--- begin PROVIDED TEXT ---
Just a minor one Hal, but there is a definite difference of opinion between the geologists and the production facility guys (like me!) on the definition of wet gas :o)

Here's my take on it.

Full well effluent = gas(es) + condensate + formation water (super-salt-saturated / carbonate buffered) + condensed water; tends to be highly corrosive; water is treated and dumped to ground/sea or re-injected for environmental compliance reasons; salt is useful for hydrate prevention, but not much else!

Wet gas = gas + condensate + condensed water; low pH; transported to treatment centre from satellite well; normally combined with methanol or glycol for hydrate prevention; pH stabilizer / film former is used for corrosion control.

Dry gas = gas + condensate only; dehydrated using glycol in a column (glycol is regenerated in another module - http://www.prosernat.com/en/processes/gas-dehydration/drizo/), suitable for export/sale, can be trasported in trunk lines with condensate, no risk of hydrate, corrosion control only.

Cheers,
mmw

drillernic 11 Dec 2009 , 10:48pm

For most of the upstream industry, dry gas is gas that won't cross the gas/ liquid phase boundary as it moves from the reservoir to the wellhead, and wet gas is gas that will... if it crosses the phase boundary in the reservoir you get light oil ('condensate') forming in the reservoir, loosing valuable oil, but also causing condensate banking, where the liquid blocks the pores to gas flow to the wellbore; if the liquid condensates in the wellbore you get slugging. Wet gas (AKA condensate feilds) can be expensive to develop- you need additional wells to re-inject dry gas into the reservoir to maintain pressure to stop condensate banking, but the condensate itself is very valuable.

Downstream facilities guys like MMW above, talk of dry gas being export quality gas that won't hurt their pipelines and wet gas being anything else!
--- end PROVIDED TEXT ---
SHORT TASK 1
Answer these questions from the wet and dry gas text, one answer per line, marked the same way:
(a) What is dry gas dehydrated with?
(b) In condensate banking, what does the liquid block?
(c) What results if the liquid condenses in the wellbore?
The wet and dry gas text and the listing that follows it are separate, unrelated material.
--- begin MATERIAL FOR THIS EXERCISE ---
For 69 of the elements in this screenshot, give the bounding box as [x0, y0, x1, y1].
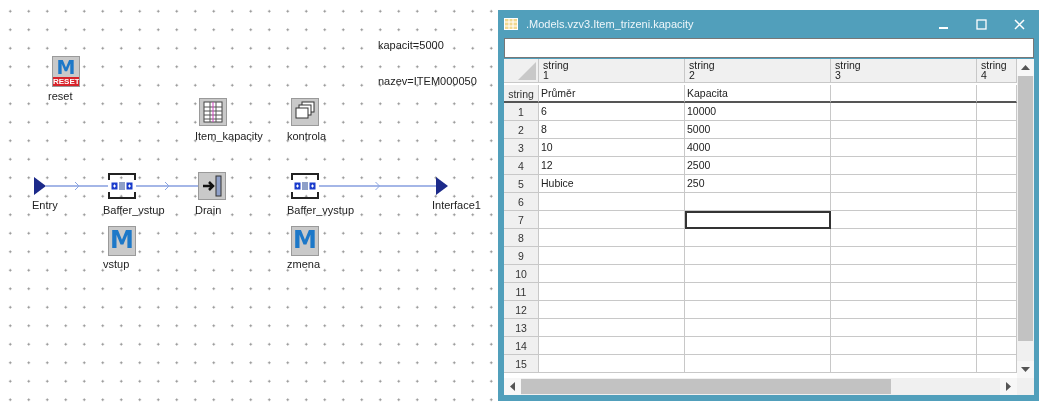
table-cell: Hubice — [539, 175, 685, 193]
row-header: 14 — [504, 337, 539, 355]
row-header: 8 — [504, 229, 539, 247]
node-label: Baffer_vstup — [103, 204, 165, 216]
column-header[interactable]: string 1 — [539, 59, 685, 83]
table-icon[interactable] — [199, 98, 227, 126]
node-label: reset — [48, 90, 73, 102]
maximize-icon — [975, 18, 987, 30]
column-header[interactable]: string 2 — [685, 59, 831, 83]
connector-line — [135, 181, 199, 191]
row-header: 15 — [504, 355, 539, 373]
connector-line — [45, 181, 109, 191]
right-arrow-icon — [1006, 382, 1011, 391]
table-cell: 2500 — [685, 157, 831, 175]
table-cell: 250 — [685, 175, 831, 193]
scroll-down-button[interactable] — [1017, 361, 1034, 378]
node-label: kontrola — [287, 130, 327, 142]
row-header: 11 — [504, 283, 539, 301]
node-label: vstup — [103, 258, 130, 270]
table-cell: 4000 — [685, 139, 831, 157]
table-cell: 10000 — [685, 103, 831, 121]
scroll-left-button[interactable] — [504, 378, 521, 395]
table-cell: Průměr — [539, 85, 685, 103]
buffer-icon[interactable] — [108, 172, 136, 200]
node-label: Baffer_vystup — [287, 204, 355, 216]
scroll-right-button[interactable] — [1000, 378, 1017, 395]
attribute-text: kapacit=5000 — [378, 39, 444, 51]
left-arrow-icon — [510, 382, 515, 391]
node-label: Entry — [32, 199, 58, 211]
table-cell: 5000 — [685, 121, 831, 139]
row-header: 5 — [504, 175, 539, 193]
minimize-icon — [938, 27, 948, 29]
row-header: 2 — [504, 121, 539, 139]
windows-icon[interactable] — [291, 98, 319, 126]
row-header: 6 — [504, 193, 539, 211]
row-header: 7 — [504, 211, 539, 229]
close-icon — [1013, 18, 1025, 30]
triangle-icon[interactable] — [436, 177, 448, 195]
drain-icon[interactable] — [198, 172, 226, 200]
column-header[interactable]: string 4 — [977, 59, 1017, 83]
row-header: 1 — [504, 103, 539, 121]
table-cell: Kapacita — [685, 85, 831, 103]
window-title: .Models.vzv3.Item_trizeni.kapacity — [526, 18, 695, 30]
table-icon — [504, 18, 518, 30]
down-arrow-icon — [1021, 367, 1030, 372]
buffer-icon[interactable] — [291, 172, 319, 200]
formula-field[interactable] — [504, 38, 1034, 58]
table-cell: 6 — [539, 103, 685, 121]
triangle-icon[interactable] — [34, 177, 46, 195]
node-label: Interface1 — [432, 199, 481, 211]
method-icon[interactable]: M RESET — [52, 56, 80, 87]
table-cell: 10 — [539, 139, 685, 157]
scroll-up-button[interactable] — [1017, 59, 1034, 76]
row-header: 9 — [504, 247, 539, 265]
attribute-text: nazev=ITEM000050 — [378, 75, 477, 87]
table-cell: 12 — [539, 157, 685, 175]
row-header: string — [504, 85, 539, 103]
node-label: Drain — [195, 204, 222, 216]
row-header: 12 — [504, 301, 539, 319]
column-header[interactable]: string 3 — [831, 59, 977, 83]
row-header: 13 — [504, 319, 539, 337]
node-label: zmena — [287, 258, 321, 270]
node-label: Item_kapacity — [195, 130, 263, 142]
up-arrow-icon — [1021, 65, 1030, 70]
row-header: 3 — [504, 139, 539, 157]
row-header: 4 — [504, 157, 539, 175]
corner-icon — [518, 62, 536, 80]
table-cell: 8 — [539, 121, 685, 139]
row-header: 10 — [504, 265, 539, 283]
--- end MATERIAL FOR THIS EXERCISE ---
SHORT TASK 2
In the listing, locate every line that contains the string "buffer", matching case exactly, and copy each such line.

TASK SOLUTION 1
(a) Glycol in a column.
(b) The pores to gas flow to the wellbore.
(c) Slugging.

TASK SOLUTION 2
buffer-icon[interactable] — [108, 172, 136, 200]
buffer-icon[interactable] — [291, 172, 319, 200]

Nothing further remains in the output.